• **TASK DIRECTIONS**: From the entries below, gather each line containing the word "warning".

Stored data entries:

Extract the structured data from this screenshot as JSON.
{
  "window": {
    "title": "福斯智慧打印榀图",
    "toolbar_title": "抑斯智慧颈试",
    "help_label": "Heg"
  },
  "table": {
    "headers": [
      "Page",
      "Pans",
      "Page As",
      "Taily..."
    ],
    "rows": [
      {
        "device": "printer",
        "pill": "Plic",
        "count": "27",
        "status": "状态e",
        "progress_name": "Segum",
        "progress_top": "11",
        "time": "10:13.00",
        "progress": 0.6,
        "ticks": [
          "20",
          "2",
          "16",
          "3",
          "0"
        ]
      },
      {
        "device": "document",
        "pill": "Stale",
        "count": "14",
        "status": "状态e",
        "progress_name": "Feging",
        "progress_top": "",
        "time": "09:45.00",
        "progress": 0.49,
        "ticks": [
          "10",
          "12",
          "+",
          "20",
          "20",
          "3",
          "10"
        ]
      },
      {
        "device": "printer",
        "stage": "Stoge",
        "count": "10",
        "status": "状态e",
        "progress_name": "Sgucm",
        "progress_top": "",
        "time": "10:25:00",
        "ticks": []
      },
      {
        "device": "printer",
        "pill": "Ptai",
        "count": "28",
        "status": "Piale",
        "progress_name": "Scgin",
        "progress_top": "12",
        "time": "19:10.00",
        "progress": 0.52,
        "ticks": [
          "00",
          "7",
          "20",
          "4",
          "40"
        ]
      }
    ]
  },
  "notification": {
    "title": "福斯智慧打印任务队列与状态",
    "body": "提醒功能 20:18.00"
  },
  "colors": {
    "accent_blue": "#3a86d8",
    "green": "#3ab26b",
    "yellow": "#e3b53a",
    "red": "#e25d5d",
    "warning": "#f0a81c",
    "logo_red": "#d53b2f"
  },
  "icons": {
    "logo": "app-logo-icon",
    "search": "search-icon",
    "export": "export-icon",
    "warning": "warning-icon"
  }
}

• **EXERCISE ANSWER**:
    "warning": "#f0a81c",
    "warning": "warning-icon"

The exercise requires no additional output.